• Goal of the exercise:
Return all lines that include the string "Search".

··········

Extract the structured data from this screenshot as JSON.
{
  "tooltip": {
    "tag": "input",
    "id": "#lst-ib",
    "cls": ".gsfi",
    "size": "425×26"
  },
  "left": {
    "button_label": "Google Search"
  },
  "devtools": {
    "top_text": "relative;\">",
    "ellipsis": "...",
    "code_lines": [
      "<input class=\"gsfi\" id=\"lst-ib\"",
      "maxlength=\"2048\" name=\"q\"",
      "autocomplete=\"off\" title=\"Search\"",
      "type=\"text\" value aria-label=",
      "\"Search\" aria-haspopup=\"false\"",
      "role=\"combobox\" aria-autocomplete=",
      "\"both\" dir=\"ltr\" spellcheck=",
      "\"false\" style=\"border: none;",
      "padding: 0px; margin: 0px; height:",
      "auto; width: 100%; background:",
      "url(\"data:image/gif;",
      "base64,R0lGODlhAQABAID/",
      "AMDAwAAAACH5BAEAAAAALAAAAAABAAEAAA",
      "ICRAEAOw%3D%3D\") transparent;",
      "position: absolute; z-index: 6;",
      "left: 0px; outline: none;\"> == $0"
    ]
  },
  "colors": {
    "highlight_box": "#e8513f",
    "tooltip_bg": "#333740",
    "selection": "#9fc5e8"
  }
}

··········

• Result:
    "button_label": "Google Search"
      "autocomplete=\"off\" title=\"Search\"",
      "\"Search\" aria-haspopup=\"false\"",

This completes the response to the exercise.